РОСТОВЩИК: Ещё случается. Но скоро её не будет совсем… Доктора Фауста знаете? Вот он — на правильном пути.
У женщины — и это акцентируется в русской интонации картины Сокурова — есть только две альтернативы: стать «женой» Ростовщика, подобно отвратительной героине Ханны Шигуллы, или вспомнить, Кто есть «путь, истина и жизнь» (Ин 14, 6):
ФАУСТ: Что женщину приковывает к мужу?
РОСТОВЩИК: А вы не знаете?
ФАУСТ: Нет, не знаю.
В этот момент Ростовщик начинает карабкаться на барельеф распятого Христа, чтобы, отвечая Фаусту, вновь предать Господа, как уже было, поцелуем: «Три вещи. Деньги, разврат и общее хозяйство». Ростовщик повторяет это ещё раз, целуя Христа в губы.

> [Выдержка из данных]:
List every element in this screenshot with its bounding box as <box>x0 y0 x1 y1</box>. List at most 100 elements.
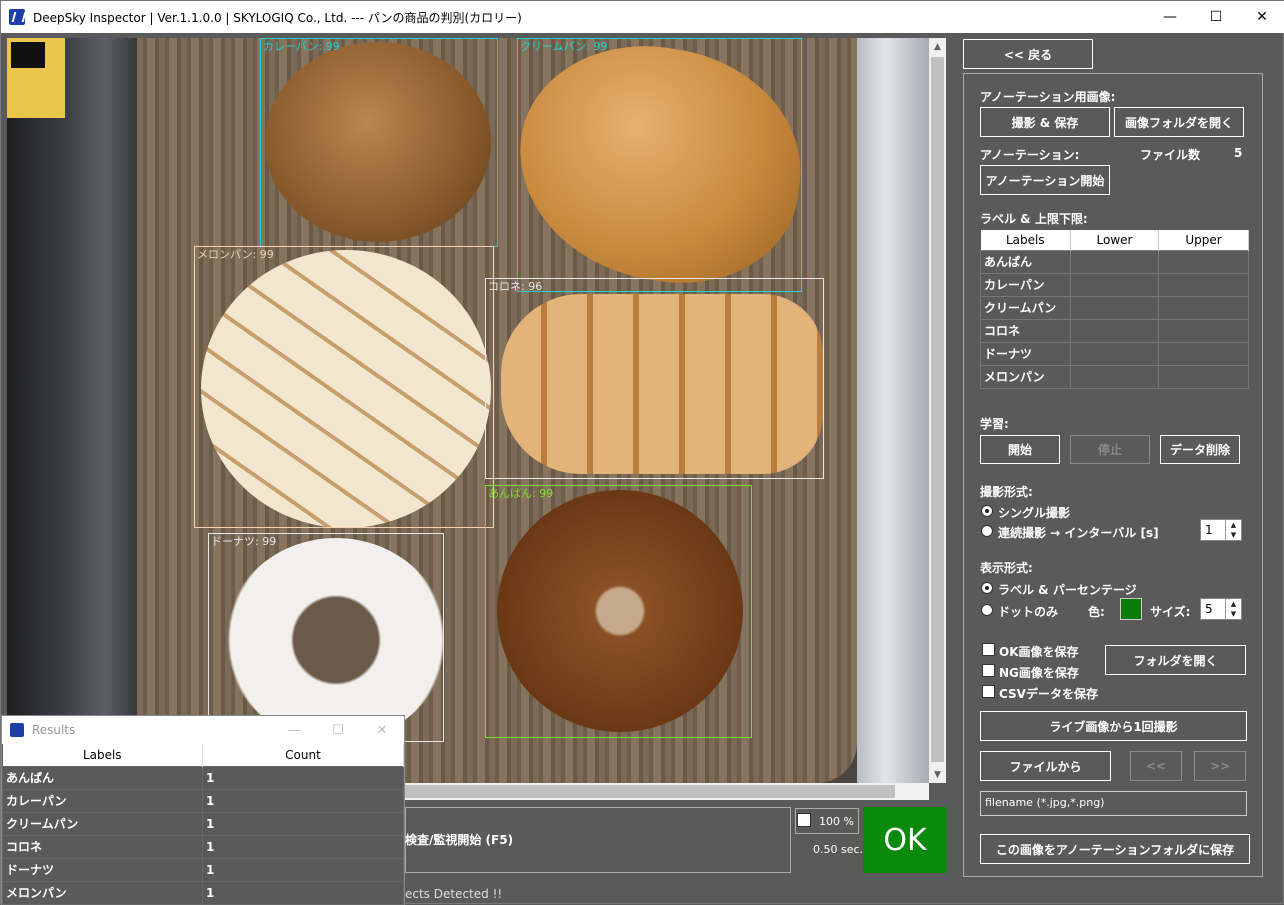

> [Короткая задача A]: Какие три вещи, по словам Ростовщика в отрывке о фильме Сокурова, приковывают женщину к мужу?
> [Короткая задача B]: Пожалуйста, продублируйте без изменений фрагмент отрывка о фильме Сокурова от слов «У женщины —» по слова «Христа в губы.» включительно.
Опирайтесь только на отрывок, строки для этого не нужны.

> [Решение упражнения A]: Деньги, разврат и общее хозяйство.

> [Решение упражнения B]:
У женщины — и это акцентируется в русской интонации картины Сокурова — есть только две альтернативы: стать «женой» Ростовщика, подобно отвратительной героине Ханны Шигуллы, или вспомнить, Кто есть «путь, истина и жизнь» (Ин 14, 6):
ФАУСТ: Что женщину приковывает к мужу?
РОСТОВЩИК: А вы не знаете?
ФАУСТ: Нет, не знаю.
В этот момент Ростовщик начинает карабкаться на барельеф распятого Христа, чтобы, отвечая Фаусту, вновь предать Господа, как уже было, поцелуем: «Три вещи. Деньги, разврат и общее хозяйство». Ростовщик повторяет это ещё раз, целуя Христа в губы.